▶ **RECORDS FOR THIS EXERCISE**
---

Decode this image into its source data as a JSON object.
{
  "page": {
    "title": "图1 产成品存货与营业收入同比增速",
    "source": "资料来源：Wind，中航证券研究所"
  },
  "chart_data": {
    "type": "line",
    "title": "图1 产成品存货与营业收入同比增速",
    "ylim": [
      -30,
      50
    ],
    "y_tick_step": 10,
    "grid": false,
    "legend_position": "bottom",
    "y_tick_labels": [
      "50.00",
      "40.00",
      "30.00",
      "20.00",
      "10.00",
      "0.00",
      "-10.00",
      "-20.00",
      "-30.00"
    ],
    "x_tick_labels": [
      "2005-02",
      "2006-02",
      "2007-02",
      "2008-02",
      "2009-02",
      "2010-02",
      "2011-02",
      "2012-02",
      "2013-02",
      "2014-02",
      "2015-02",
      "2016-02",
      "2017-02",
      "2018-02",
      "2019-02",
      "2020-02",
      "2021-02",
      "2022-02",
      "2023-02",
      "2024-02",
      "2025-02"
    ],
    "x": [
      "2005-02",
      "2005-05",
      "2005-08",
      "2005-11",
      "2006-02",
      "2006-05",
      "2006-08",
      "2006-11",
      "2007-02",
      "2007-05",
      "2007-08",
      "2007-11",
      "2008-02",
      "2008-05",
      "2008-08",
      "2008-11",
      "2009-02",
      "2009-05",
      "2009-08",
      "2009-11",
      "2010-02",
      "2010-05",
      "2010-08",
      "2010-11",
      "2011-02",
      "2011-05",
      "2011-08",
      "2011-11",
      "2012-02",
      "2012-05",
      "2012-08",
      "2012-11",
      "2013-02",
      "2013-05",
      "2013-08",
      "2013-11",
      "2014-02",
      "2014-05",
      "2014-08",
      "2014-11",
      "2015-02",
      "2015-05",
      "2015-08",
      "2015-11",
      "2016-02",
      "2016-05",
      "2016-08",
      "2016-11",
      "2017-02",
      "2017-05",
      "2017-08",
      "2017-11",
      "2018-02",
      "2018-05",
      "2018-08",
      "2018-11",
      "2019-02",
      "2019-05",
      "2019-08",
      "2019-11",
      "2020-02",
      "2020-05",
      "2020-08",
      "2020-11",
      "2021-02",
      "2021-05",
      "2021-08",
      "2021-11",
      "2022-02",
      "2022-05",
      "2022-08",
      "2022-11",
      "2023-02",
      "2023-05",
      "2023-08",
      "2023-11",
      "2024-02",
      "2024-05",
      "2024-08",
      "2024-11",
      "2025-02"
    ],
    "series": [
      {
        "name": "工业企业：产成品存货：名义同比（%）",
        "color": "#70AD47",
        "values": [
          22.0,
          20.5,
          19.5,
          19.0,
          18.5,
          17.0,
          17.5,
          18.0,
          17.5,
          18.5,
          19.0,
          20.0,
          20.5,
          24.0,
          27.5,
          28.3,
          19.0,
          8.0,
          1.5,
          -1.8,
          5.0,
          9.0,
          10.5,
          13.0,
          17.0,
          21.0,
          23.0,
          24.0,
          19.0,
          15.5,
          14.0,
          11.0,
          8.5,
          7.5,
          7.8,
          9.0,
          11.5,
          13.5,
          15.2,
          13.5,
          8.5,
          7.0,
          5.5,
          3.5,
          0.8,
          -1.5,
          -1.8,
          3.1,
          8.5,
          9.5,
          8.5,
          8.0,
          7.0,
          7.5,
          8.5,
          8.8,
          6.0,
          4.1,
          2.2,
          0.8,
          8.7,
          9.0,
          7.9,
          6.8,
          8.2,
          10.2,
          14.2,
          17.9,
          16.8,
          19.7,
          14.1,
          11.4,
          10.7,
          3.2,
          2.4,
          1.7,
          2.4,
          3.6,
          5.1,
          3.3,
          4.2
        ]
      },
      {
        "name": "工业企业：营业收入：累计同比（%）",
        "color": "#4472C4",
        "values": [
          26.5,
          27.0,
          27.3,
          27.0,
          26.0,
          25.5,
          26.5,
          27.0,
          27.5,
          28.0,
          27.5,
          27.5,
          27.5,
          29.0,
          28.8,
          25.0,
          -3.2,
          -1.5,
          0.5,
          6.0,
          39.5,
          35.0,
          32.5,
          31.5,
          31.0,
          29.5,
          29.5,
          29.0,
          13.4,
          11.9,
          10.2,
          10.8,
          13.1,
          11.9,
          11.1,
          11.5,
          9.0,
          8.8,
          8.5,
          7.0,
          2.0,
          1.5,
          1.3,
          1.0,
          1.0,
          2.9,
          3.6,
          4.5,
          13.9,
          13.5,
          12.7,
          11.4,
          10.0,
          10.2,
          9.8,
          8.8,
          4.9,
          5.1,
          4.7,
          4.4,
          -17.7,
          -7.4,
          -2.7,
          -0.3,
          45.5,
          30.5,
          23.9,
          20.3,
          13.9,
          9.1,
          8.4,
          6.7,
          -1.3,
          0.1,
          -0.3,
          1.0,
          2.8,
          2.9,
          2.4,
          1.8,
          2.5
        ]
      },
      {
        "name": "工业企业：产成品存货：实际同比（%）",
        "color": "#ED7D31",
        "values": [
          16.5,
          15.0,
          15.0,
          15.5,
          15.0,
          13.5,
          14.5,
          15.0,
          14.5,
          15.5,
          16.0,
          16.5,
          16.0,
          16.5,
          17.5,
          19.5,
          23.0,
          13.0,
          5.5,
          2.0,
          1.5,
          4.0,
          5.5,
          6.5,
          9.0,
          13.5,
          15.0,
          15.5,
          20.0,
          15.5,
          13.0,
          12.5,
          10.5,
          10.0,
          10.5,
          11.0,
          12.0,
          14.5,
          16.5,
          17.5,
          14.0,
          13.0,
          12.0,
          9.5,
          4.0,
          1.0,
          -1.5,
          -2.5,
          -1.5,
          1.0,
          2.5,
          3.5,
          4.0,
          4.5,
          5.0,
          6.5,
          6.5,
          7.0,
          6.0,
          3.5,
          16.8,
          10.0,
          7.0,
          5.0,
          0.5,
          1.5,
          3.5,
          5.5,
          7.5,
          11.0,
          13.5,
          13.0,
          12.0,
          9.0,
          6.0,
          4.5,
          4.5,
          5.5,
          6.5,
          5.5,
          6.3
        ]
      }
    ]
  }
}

---

▶ **SHORT EXERCISE**
Go through the preceding material and copy each line that has the word "name".

▶ **WRITTEN RESPONSE**
        "name": "工业企业：产成品存货：名义同比（%）",
        "name": "工业企业：营业收入：累计同比（%）",
        "name": "工业企业：产成品存货：实际同比（%）",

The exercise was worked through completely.